Given instruction –
Quote the entries word for word. Omit the pictures.
※ ※ ※
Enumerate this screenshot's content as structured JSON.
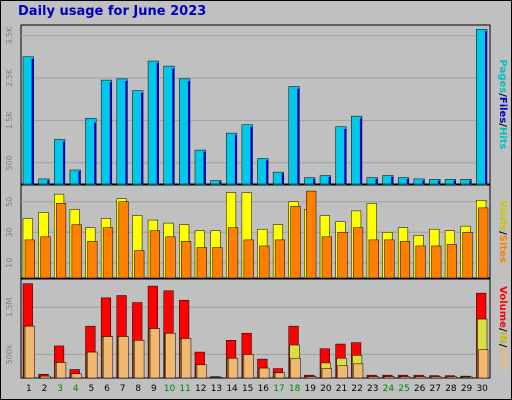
{
  "chart_data": {
    "type": "bar",
    "title": "Daily usage for June 2023",
    "categories": [
      "1",
      "2",
      "3",
      "4",
      "5",
      "6",
      "7",
      "8",
      "9",
      "10",
      "11",
      "12",
      "13",
      "14",
      "15",
      "16",
      "17",
      "18",
      "19",
      "20",
      "21",
      "22",
      "23",
      "24",
      "25",
      "26",
      "27",
      "28",
      "29",
      "30"
    ],
    "weekend_days": [
      "3",
      "4",
      "10",
      "11",
      "17",
      "18",
      "24",
      "25"
    ],
    "colors": {
      "weekday_label": "#000000",
      "weekend_label": "#008000",
      "panel_bg": "#c0c0c0",
      "pages": "#00c0c0",
      "files": "#0000c0",
      "hits": "#00c8e8",
      "visits": "#ffff00",
      "sites": "#ff8000",
      "in": "#ff0000",
      "out": "#f0b870"
    },
    "panels": [
      {
        "name": "hits",
        "side_label": [
          "Pages",
          "/",
          "Files",
          "/",
          "Hits"
        ],
        "side_colors": [
          "#00c0c0",
          "#000000",
          "#0000c0",
          "#000000",
          "#00c0c0"
        ],
        "yticks": [
          "500",
          "1.5K",
          "2.5K",
          "3.5K"
        ],
        "ytick_values": [
          500,
          1500,
          2500,
          3500
        ],
        "ylim": [
          0,
          3750
        ],
        "series": [
          {
            "name": "Hits",
            "values": [
              3000,
              120,
              1050,
              330,
              1550,
              2450,
              2480,
              2200,
              2900,
              2780,
              2480,
              800,
              80,
              1200,
              1400,
              600,
              280,
              2300,
              150,
              200,
              1350,
              1600,
              150,
              200,
              150,
              120,
              110,
              110,
              110,
              3650
            ]
          },
          {
            "name": "Files",
            "values": [
              2950,
              90,
              1000,
              300,
              1450,
              2400,
              2430,
              2150,
              2850,
              2720,
              2420,
              760,
              60,
              1150,
              1350,
              560,
              250,
              2250,
              120,
              170,
              1300,
              1550,
              120,
              170,
              120,
              90,
              80,
              80,
              80,
              3600
            ]
          },
          {
            "name": "Pages",
            "values": [
              1,
              1,
              1,
              1,
              1,
              1,
              1,
              1,
              1,
              1,
              1,
              1,
              1,
              1,
              1,
              1,
              1,
              1,
              1,
              1,
              1,
              1,
              1,
              1,
              1,
              1,
              1,
              1,
              1,
              1
            ]
          }
        ]
      },
      {
        "name": "visits",
        "side_label": [
          "Visits",
          "/",
          "Sites"
        ],
        "side_colors": [
          "#c8c800",
          "#000000",
          "#ff8000"
        ],
        "yticks": [
          "10",
          "30",
          "50"
        ],
        "ytick_values": [
          10,
          30,
          50
        ],
        "ylim": [
          0,
          61
        ],
        "series": [
          {
            "name": "Visits",
            "values": [
              39,
              43,
              55,
              45,
              33,
              39,
              52,
              41,
              38,
              36,
              35,
              31,
              31,
              56,
              56,
              32,
              35,
              50,
              45,
              41,
              37,
              44,
              49,
              30,
              33,
              28,
              32,
              31,
              34,
              51
            ]
          },
          {
            "name": "Sites",
            "values": [
              25,
              27,
              49,
              35,
              24,
              33,
              50,
              18,
              31,
              27,
              24,
              20,
              20,
              33,
              25,
              21,
              25,
              47,
              57,
              27,
              30,
              33,
              25,
              25,
              24,
              21,
              21,
              22,
              30,
              46
            ]
          }
        ]
      },
      {
        "name": "volume",
        "side_label": [
          "Volume",
          "/",
          "IN",
          "/",
          "OUT"
        ],
        "side_colors": [
          "#ff0000",
          "#000000",
          "#c0c000",
          "#000000",
          "#f0b870"
        ],
        "yticks": [
          "500k",
          "1.5M"
        ],
        "ytick_values": [
          500,
          1500
        ],
        "ylim": [
          0,
          2100
        ],
        "series": [
          {
            "name": "In",
            "values": [
              2000,
              80,
              680,
              180,
              1100,
              1700,
              1750,
              1600,
              1950,
              1850,
              1650,
              550,
              30,
              800,
              950,
              400,
              200,
              1100,
              60,
              620,
              720,
              750,
              60,
              60,
              60,
              60,
              50,
              50,
              40,
              1800
            ]
          },
          {
            "name": "Out",
            "values": [
              1100,
              40,
              330,
              90,
              550,
              880,
              880,
              800,
              1050,
              950,
              840,
              280,
              15,
              420,
              500,
              210,
              110,
              700,
              30,
              320,
              420,
              480,
              30,
              30,
              30,
              30,
              25,
              25,
              20,
              1250
            ]
          },
          {
            "name": "Volume",
            "values": [
              1100,
              40,
              330,
              90,
              550,
              880,
              880,
              800,
              1050,
              950,
              840,
              280,
              15,
              420,
              500,
              210,
              110,
              420,
              30,
              200,
              260,
              300,
              30,
              30,
              30,
              30,
              25,
              25,
              20,
              600
            ]
          }
        ]
      }
    ]
  }
}
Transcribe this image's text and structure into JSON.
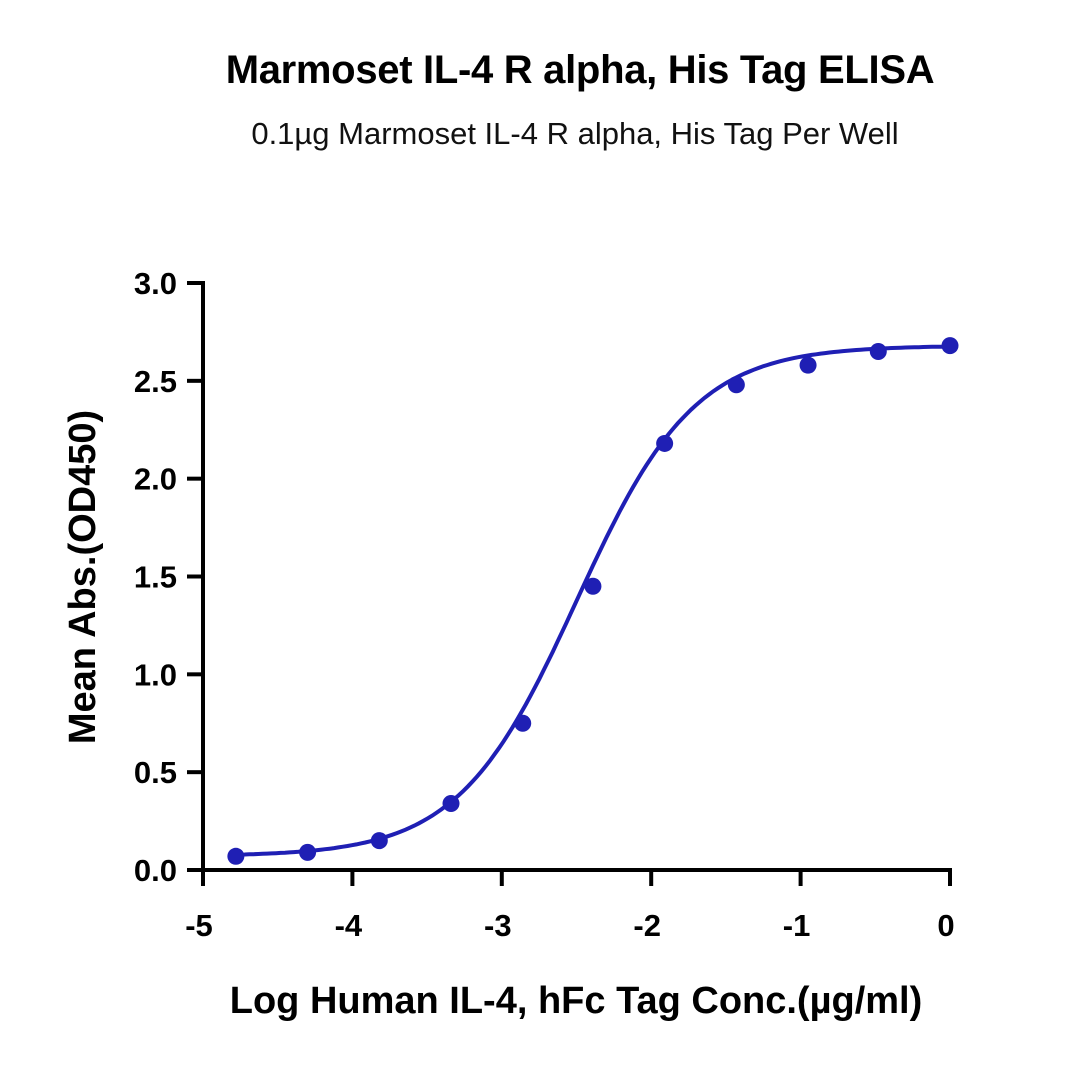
※ ※ ※
Full solution –
Enumerate this screenshot's content as structured JSON.
{
  "chart_data": {
    "type": "bar",
    "title": "Daily usage for June 2023",
    "categories": [
      "1",
      "2",
      "3",
      "4",
      "5",
      "6",
      "7",
      "8",
      "9",
      "10",
      "11",
      "12",
      "13",
      "14",
      "15",
      "16",
      "17",
      "18",
      "19",
      "20",
      "21",
      "22",
      "23",
      "24",
      "25",
      "26",
      "27",
      "28",
      "29",
      "30"
    ],
    "weekend_days": [
      "3",
      "4",
      "10",
      "11",
      "17",
      "18",
      "24",
      "25"
    ],
    "colors": {
      "weekday_label": "#000000",
      "weekend_label": "#008000",
      "panel_bg": "#c0c0c0",
      "pages": "#00c0c0",
      "files": "#0000c0",
      "hits": "#00c8e8",
      "visits": "#ffff00",
      "sites": "#ff8000",
      "in": "#ff0000",
      "out": "#f0b870"
    },
    "panels": [
      {
        "name": "hits",
        "side_label": [
          "Pages",
          "/",
          "Files",
          "/",
          "Hits"
        ],
        "side_colors": [
          "#00c0c0",
          "#000000",
          "#0000c0",
          "#000000",
          "#00c0c0"
        ],
        "yticks": [
          "500",
          "1.5K",
          "2.5K",
          "3.5K"
        ],
        "ytick_values": [
          500,
          1500,
          2500,
          3500
        ],
        "ylim": [
          0,
          3750
        ],
        "series": [
          {
            "name": "Hits",
            "values": [
              3000,
              120,
              1050,
              330,
              1550,
              2450,
              2480,
              2200,
              2900,
              2780,
              2480,
              800,
              80,
              1200,
              1400,
              600,
              280,
              2300,
              150,
              200,
              1350,
              1600,
              150,
              200,
              150,
              120,
              110,
              110,
              110,
              3650
            ]
          },
          {
            "name": "Files",
            "values": [
              2950,
              90,
              1000,
              300,
              1450,
              2400,
              2430,
              2150,
              2850,
              2720,
              2420,
              760,
              60,
              1150,
              1350,
              560,
              250,
              2250,
              120,
              170,
              1300,
              1550,
              120,
              170,
              120,
              90,
              80,
              80,
              80,
              3600
            ]
          },
          {
            "name": "Pages",
            "values": [
              1,
              1,
              1,
              1,
              1,
              1,
              1,
              1,
              1,
              1,
              1,
              1,
              1,
              1,
              1,
              1,
              1,
              1,
              1,
              1,
              1,
              1,
              1,
              1,
              1,
              1,
              1,
              1,
              1,
              1
            ]
          }
        ]
      },
      {
        "name": "visits",
        "side_label": [
          "Visits",
          "/",
          "Sites"
        ],
        "side_colors": [
          "#c8c800",
          "#000000",
          "#ff8000"
        ],
        "yticks": [
          "10",
          "30",
          "50"
        ],
        "ytick_values": [
          10,
          30,
          50
        ],
        "ylim": [
          0,
          61
        ],
        "series": [
          {
            "name": "Visits",
            "values": [
              39,
              43,
              55,
              45,
              33,
              39,
              52,
              41,
              38,
              36,
              35,
              31,
              31,
              56,
              56,
              32,
              35,
              50,
              45,
              41,
              37,
              44,
              49,
              30,
              33,
              28,
              32,
              31,
              34,
              51
            ]
          },
          {
            "name": "Sites",
            "values": [
              25,
              27,
              49,
              35,
              24,
              33,
              50,
              18,
              31,
              27,
              24,
              20,
              20,
              33,
              25,
              21,
              25,
              47,
              57,
              27,
              30,
              33,
              25,
              25,
              24,
              21,
              21,
              22,
              30,
              46
            ]
          }
        ]
      },
      {
        "name": "volume",
        "side_label": [
          "Volume",
          "/",
          "IN",
          "/",
          "OUT"
        ],
        "side_colors": [
          "#ff0000",
          "#000000",
          "#c0c000",
          "#000000",
          "#f0b870"
        ],
        "yticks": [
          "500k",
          "1.5M"
        ],
        "ytick_values": [
          500,
          1500
        ],
        "ylim": [
          0,
          2100
        ],
        "series": [
          {
            "name": "In",
            "values": [
              2000,
              80,
              680,
              180,
              1100,
              1700,
              1750,
              1600,
              1950,
              1850,
              1650,
              550,
              30,
              800,
              950,
              400,
              200,
              1100,
              60,
              620,
              720,
              750,
              60,
              60,
              60,
              60,
              50,
              50,
              40,
              1800
            ]
          },
          {
            "name": "Out",
            "values": [
              1100,
              40,
              330,
              90,
              550,
              880,
              880,
              800,
              1050,
              950,
              840,
              280,
              15,
              420,
              500,
              210,
              110,
              700,
              30,
              320,
              420,
              480,
              30,
              30,
              30,
              30,
              25,
              25,
              20,
              1250
            ]
          },
          {
            "name": "Volume",
            "values": [
              1100,
              40,
              330,
              90,
              550,
              880,
              880,
              800,
              1050,
              950,
              840,
              280,
              15,
              420,
              500,
              210,
              110,
              420,
              30,
              200,
              260,
              300,
              30,
              30,
              30,
              30,
              25,
              25,
              20,
              600
            ]
          }
        ]
      }
    ]
  }
}
Transcribe this image's text and structure into JSON.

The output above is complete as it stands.